** start DATA SUPPLIED **
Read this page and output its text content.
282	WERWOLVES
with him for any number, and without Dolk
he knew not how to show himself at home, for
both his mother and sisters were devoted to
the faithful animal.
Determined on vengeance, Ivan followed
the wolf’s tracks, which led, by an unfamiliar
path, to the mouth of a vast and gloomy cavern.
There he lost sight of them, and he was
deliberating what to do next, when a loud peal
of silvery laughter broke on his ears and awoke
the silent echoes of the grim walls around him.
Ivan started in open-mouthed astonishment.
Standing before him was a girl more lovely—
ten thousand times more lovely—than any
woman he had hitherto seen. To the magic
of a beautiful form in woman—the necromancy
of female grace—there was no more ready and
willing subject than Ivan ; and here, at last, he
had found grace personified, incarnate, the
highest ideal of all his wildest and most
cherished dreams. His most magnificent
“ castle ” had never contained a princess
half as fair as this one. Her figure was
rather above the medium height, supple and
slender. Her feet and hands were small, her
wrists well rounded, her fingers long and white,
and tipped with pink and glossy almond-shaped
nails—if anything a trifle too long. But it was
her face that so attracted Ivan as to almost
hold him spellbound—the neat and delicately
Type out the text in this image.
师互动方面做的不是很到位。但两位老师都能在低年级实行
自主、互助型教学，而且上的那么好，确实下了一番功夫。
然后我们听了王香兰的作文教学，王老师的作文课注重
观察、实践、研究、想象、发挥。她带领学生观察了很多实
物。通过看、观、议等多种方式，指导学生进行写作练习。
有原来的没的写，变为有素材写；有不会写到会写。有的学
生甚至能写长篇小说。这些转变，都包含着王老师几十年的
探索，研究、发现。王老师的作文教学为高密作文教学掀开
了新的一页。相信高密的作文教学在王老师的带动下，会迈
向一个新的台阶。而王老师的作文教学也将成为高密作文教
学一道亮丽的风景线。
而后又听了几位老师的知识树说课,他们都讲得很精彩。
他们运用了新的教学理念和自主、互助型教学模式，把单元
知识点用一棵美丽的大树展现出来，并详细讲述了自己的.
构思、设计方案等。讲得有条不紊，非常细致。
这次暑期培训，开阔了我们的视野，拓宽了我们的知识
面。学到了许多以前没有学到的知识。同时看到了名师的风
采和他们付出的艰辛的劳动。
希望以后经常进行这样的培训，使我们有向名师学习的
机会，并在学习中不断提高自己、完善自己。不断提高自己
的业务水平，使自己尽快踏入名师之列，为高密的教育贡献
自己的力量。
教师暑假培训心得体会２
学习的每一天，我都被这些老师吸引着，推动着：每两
** end DATA SUPPLIED **
AIM OF THE EXERCISE: Write out every entry again exactly, please, with nothing missing.

RIGHT ANSWER:
Read this page and output its text content.
282	WERWOLVES
with him for any number, and without Dolk
he knew not how to show himself at home, for
both his mother and sisters were devoted to
the faithful animal.
Determined on vengeance, Ivan followed
the wolf’s tracks, which led, by an unfamiliar
path, to the mouth of a vast and gloomy cavern.
There he lost sight of them, and he was
deliberating what to do next, when a loud peal
of silvery laughter broke on his ears and awoke
the silent echoes of the grim walls around him.
Ivan started in open-mouthed astonishment.
Standing before him was a girl more lovely—
ten thousand times more lovely—than any
woman he had hitherto seen. To the magic
of a beautiful form in woman—the necromancy
of female grace—there was no more ready and
willing subject than Ivan ; and here, at last, he
had found grace personified, incarnate, the
highest ideal of all his wildest and most
cherished dreams. His most magnificent
“ castle ” had never contained a princess
half as fair as this one. Her figure was
rather above the medium height, supple and
slender. Her feet and hands were small, her
wrists well rounded, her fingers long and white,
and tipped with pink and glossy almond-shaped
nails—if anything a trifle too long. But it was
her face that so attracted Ivan as to almost
hold him spellbound—the neat and delicately
Type out the text in this image.
师互动方面做的不是很到位。但两位老师都能在低年级实行
自主、互助型教学，而且上的那么好，确实下了一番功夫。
然后我们听了王香兰的作文教学，王老师的作文课注重
观察、实践、研究、想象、发挥。她带领学生观察了很多实
物。通过看、观、议等多种方式，指导学生进行写作练习。
有原来的没的写，变为有素材写；有不会写到会写。有的学
生甚至能写长篇小说。这些转变，都包含着王老师几十年的
探索，研究、发现。王老师的作文教学为高密作文教学掀开
了新的一页。相信高密的作文教学在王老师的带动下，会迈
向一个新的台阶。而王老师的作文教学也将成为高密作文教
学一道亮丽的风景线。
而后又听了几位老师的知识树说课,他们都讲得很精彩。
他们运用了新的教学理念和自主、互助型教学模式，把单元
知识点用一棵美丽的大树展现出来，并详细讲述了自己的.
构思、设计方案等。讲得有条不紊，非常细致。
这次暑期培训，开阔了我们的视野，拓宽了我们的知识
面。学到了许多以前没有学到的知识。同时看到了名师的风
采和他们付出的艰辛的劳动。
希望以后经常进行这样的培训，使我们有向名师学习的
机会，并在学习中不断提高自己、完善自己。不断提高自己
的业务水平，使自己尽快踏入名师之列，为高密的教育贡献
自己的力量。
教师暑假培训心得体会２
学习的每一天，我都被这些老师吸引着，推动着：每两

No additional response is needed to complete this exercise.